- Work instructions
Every line with the string "data" should be gathered.
◇ ◇ ◇ ◇ ◇ ◇ ◇
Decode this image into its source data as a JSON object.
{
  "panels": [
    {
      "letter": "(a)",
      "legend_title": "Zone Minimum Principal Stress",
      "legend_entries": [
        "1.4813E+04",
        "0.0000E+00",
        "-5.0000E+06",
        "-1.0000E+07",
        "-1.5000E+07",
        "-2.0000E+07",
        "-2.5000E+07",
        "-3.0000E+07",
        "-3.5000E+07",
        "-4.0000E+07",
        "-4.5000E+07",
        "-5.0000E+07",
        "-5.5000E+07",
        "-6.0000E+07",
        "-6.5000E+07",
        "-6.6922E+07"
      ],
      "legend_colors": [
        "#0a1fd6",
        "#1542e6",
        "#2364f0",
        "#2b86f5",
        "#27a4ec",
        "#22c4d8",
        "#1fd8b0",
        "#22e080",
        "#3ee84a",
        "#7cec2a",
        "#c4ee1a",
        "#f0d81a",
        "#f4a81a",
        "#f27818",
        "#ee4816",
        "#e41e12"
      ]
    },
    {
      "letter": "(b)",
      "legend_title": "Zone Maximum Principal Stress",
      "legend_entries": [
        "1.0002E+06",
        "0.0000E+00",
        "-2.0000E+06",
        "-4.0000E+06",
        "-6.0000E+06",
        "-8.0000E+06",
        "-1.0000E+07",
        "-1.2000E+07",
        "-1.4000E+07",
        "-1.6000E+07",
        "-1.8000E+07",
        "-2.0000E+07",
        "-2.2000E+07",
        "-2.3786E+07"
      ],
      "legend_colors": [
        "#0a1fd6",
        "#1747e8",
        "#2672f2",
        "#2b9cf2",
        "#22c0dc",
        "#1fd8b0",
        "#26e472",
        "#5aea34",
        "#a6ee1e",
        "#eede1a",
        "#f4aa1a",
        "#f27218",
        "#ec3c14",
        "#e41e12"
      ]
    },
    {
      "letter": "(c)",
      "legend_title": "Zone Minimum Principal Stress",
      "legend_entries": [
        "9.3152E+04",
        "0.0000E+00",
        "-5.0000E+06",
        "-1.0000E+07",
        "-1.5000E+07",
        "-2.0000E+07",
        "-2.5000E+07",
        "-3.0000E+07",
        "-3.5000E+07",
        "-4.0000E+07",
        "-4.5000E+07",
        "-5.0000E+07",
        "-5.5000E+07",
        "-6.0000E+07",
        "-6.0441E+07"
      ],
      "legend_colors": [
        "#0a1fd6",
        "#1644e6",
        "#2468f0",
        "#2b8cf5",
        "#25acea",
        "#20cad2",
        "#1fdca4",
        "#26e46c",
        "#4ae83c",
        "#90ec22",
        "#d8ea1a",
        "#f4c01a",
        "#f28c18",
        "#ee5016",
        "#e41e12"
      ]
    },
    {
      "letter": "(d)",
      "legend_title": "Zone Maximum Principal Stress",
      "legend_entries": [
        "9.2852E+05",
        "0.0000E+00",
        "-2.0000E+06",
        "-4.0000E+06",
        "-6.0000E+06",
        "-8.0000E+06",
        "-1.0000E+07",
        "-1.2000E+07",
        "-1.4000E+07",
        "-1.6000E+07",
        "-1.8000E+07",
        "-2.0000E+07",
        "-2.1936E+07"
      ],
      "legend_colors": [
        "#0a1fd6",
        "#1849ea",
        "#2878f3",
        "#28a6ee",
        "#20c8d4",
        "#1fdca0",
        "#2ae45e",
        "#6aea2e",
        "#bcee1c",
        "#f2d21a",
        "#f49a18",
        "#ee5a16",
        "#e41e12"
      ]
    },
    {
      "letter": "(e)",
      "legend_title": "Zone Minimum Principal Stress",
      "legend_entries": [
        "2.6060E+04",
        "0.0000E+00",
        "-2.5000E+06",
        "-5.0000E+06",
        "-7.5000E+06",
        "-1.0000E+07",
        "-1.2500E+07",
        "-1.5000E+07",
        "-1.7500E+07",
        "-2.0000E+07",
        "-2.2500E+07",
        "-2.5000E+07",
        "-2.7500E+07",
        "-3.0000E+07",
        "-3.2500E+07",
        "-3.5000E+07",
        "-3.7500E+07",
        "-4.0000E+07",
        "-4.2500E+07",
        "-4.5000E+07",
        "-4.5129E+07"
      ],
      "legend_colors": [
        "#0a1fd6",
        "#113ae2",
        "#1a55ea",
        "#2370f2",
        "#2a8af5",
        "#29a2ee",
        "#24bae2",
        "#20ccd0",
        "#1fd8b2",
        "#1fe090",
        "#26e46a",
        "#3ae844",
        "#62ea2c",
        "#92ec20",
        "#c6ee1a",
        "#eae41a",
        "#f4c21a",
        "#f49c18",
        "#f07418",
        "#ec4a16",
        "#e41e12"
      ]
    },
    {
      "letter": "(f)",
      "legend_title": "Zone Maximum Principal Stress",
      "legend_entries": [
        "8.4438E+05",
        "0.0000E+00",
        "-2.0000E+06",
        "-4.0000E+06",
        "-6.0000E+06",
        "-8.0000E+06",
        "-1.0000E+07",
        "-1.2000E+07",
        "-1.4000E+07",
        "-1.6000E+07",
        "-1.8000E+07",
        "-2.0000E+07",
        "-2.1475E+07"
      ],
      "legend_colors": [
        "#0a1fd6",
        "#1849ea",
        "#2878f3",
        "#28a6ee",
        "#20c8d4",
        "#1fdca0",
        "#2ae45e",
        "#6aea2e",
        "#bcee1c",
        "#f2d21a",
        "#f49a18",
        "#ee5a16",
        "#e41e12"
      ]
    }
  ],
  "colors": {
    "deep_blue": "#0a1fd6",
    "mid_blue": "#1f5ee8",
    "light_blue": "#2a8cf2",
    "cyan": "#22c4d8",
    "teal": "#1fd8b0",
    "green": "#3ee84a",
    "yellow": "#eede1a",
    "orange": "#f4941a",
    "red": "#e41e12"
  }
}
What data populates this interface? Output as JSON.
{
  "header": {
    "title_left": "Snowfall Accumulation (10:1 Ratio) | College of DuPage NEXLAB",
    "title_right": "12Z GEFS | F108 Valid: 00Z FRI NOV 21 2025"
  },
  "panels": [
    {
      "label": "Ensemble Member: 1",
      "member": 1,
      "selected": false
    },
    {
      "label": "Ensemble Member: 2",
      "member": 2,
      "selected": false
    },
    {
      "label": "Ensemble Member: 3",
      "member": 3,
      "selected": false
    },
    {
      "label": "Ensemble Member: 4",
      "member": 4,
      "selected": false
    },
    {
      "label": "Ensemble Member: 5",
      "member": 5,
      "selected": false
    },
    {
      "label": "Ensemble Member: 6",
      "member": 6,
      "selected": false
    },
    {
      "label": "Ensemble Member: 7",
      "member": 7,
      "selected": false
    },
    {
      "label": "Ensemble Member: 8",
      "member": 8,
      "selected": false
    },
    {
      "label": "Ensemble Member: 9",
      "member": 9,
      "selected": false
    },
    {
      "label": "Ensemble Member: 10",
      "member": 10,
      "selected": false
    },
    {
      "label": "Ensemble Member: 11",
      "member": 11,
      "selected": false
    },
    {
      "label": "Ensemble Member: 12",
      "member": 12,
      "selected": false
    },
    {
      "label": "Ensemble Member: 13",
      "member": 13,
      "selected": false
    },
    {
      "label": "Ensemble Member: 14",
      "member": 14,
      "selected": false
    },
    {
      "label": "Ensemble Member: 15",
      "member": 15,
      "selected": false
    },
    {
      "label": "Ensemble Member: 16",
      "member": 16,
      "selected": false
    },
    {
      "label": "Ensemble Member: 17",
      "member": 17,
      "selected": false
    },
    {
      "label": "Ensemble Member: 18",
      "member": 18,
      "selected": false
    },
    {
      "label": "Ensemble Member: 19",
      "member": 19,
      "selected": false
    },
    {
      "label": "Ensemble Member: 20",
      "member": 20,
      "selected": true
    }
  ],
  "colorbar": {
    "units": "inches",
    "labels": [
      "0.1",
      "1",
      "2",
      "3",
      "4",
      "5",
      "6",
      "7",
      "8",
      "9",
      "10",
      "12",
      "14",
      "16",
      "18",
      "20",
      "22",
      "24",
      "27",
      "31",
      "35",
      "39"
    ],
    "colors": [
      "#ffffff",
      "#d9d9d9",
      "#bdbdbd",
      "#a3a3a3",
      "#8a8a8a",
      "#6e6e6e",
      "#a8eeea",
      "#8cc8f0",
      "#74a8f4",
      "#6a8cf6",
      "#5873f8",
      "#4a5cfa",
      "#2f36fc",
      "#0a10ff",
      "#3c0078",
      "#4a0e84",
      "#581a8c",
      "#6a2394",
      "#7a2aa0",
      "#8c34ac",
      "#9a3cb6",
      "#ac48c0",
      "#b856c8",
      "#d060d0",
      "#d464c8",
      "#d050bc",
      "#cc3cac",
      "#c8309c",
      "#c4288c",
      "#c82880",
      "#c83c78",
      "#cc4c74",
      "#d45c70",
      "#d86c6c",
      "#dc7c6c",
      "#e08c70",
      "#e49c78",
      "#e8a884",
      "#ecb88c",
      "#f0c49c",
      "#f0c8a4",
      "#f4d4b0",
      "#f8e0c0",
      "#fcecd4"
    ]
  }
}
◇ ◇ ◇ ◇ ◇ ◇ ◇
- Written response
Decode this image into its source data as a JSON object.
What data populates this interface? Output as JSON.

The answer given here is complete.